(Data items)
---+---

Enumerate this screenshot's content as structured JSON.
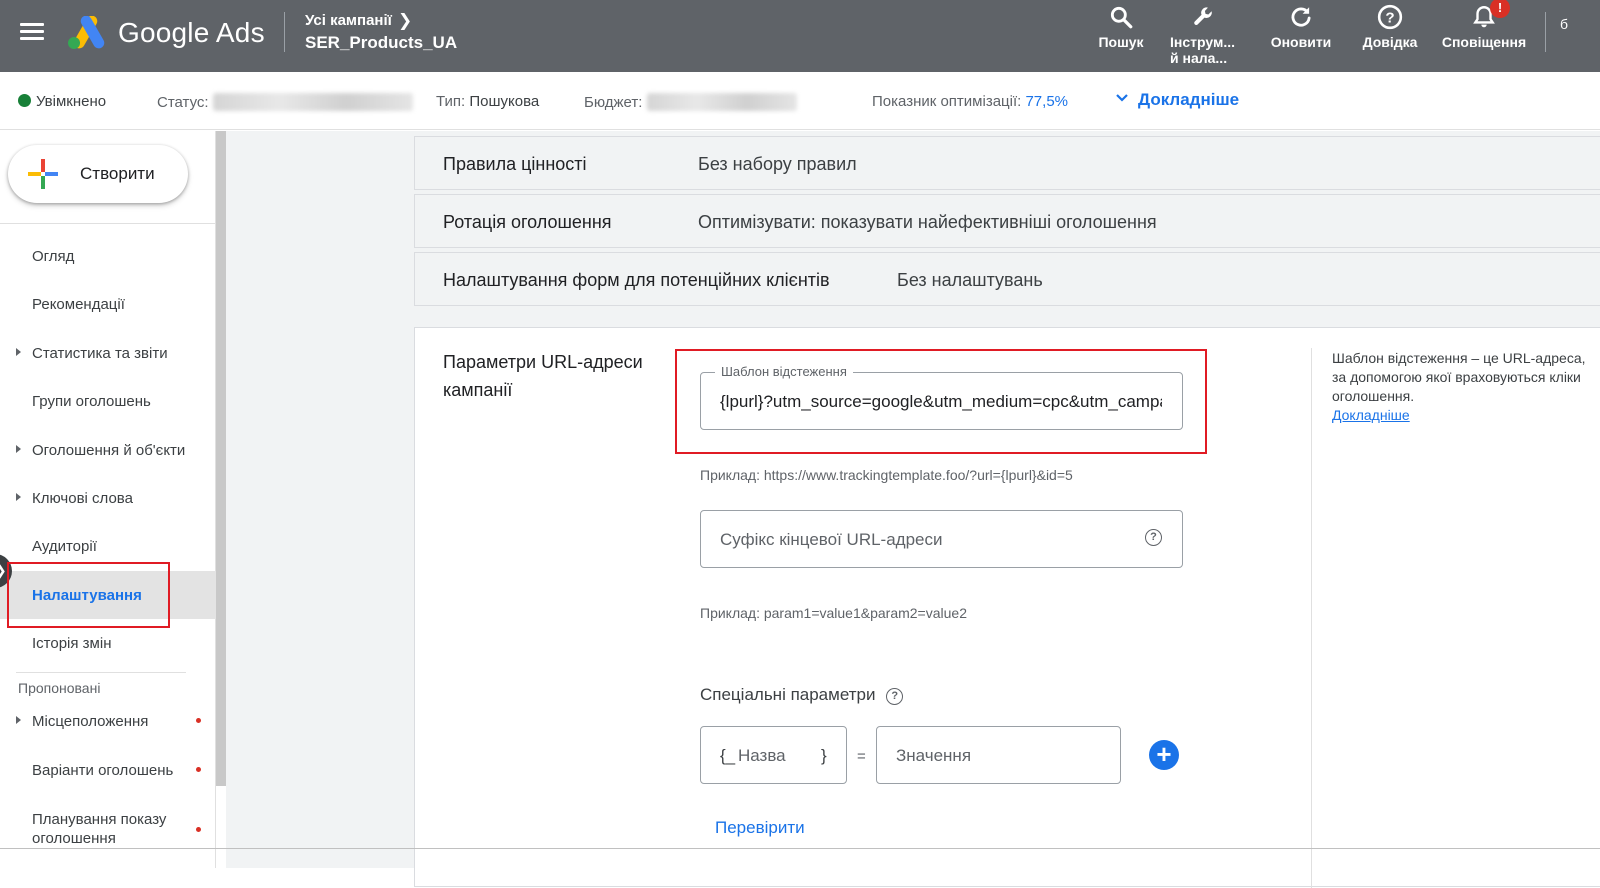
{
  "app": {
    "name": "Google Ads",
    "breadcrumb_parent": "Усі кампанії",
    "campaign_name": "SER_Products_UA"
  },
  "toolbar": {
    "search_label": "Пошук",
    "tools_label_line1": "Інструм...",
    "tools_label_line2": "й нала...",
    "refresh_label": "Оновити",
    "help_label": "Довідка",
    "notifications_label": "Сповіщення",
    "notifications_badge": "!",
    "edge_char": "б"
  },
  "statusbar": {
    "enabled": "Увімкнено",
    "status_label": "Статус:",
    "type_label": "Тип:",
    "type_value": "Пошукова",
    "budget_label": "Бюджет:",
    "optimization_label": "Показник оптимізації:",
    "optimization_value": "77,5%",
    "more_link": "Докладніше"
  },
  "sidebar": {
    "create_label": "Створити",
    "items": [
      {
        "label": "Огляд"
      },
      {
        "label": "Рекомендації"
      },
      {
        "label": "Статистика та звіти"
      },
      {
        "label": "Групи оголошень"
      },
      {
        "label": "Оголошення й об'єкти"
      },
      {
        "label": "Ключові слова"
      },
      {
        "label": "Аудиторії"
      },
      {
        "label": "Налаштування"
      },
      {
        "label": "Історія змін"
      }
    ],
    "suggested_heading": "Пропоновані",
    "suggested": [
      {
        "label": "Місцеположення"
      },
      {
        "label": "Варіанти оголошень"
      },
      {
        "label": "Планування показу",
        "label2": "оголошення"
      }
    ]
  },
  "settings_rows": [
    {
      "key": "Правила цінності",
      "value": "Без набору правил"
    },
    {
      "key": "Ротація оголошення",
      "value": "Оптимізувати: показувати найефективніші оголошення"
    },
    {
      "key": "Налаштування форм для потенційних клієнтів",
      "value": "Без налаштувань"
    }
  ],
  "url_params": {
    "title_line1": "Параметри URL-адреси",
    "title_line2": "кампанії",
    "tracking_label": "Шаблон відстеження",
    "tracking_value": "{lpurl}?utm_source=google&utm_medium=cpc&utm_campaign",
    "tracking_example": "Приклад: https://www.trackingtemplate.foo/?url={lpurl}&id=5",
    "suffix_placeholder": "Суфікс кінцевої URL-адреси",
    "suffix_example": "Приклад: param1=value1&param2=value2",
    "custom_params_label": "Спеціальні параметри",
    "name_prefix": "{_",
    "name_placeholder": "Назва",
    "name_suffix": "}",
    "equals": "=",
    "value_placeholder": "Значення",
    "add_symbol": "+",
    "check_link": "Перевірити",
    "help_text": "Шаблон відстеження – це URL-адреса, за допомогою якої враховуються кліки оголошення.",
    "help_link": "Докладніше"
  }
}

---+---

Excluding the pictures, reproduce every entry exactly as given.

Enumerate this screenshot's content as structured JSON.
{
  "app": {
    "name": "Google Ads",
    "breadcrumb_parent": "Усі кампанії",
    "campaign_name": "SER_Products_UA"
  },
  "toolbar": {
    "search_label": "Пошук",
    "tools_label_line1": "Інструм...",
    "tools_label_line2": "й нала...",
    "refresh_label": "Оновити",
    "help_label": "Довідка",
    "notifications_label": "Сповіщення",
    "notifications_badge": "!",
    "edge_char": "б"
  },
  "statusbar": {
    "enabled": "Увімкнено",
    "status_label": "Статус:",
    "type_label": "Тип:",
    "type_value": "Пошукова",
    "budget_label": "Бюджет:",
    "optimization_label": "Показник оптимізації:",
    "optimization_value": "77,5%",
    "more_link": "Докладніше"
  },
  "sidebar": {
    "create_label": "Створити",
    "items": [
      {
        "label": "Огляд"
      },
      {
        "label": "Рекомендації"
      },
      {
        "label": "Статистика та звіти"
      },
      {
        "label": "Групи оголошень"
      },
      {
        "label": "Оголошення й об'єкти"
      },
      {
        "label": "Ключові слова"
      },
      {
        "label": "Аудиторії"
      },
      {
        "label": "Налаштування"
      },
      {
        "label": "Історія змін"
      }
    ],
    "suggested_heading": "Пропоновані",
    "suggested": [
      {
        "label": "Місцеположення"
      },
      {
        "label": "Варіанти оголошень"
      },
      {
        "label": "Планування показу",
        "label2": "оголошення"
      }
    ]
  },
  "settings_rows": [
    {
      "key": "Правила цінності",
      "value": "Без набору правил"
    },
    {
      "key": "Ротація оголошення",
      "value": "Оптимізувати: показувати найефективніші оголошення"
    },
    {
      "key": "Налаштування форм для потенційних клієнтів",
      "value": "Без налаштувань"
    }
  ],
  "url_params": {
    "title_line1": "Параметри URL-адреси",
    "title_line2": "кампанії",
    "tracking_label": "Шаблон відстеження",
    "tracking_value": "{lpurl}?utm_source=google&utm_medium=cpc&utm_campaign",
    "tracking_example": "Приклад: https://www.trackingtemplate.foo/?url={lpurl}&id=5",
    "suffix_placeholder": "Суфікс кінцевої URL-адреси",
    "suffix_example": "Приклад: param1=value1&param2=value2",
    "custom_params_label": "Спеціальні параметри",
    "name_prefix": "{_",
    "name_placeholder": "Назва",
    "name_suffix": "}",
    "equals": "=",
    "value_placeholder": "Значення",
    "add_symbol": "+",
    "check_link": "Перевірити",
    "help_text": "Шаблон відстеження – це URL-адреса, за допомогою якої враховуються кліки оголошення.",
    "help_link": "Докладніше"
  }
}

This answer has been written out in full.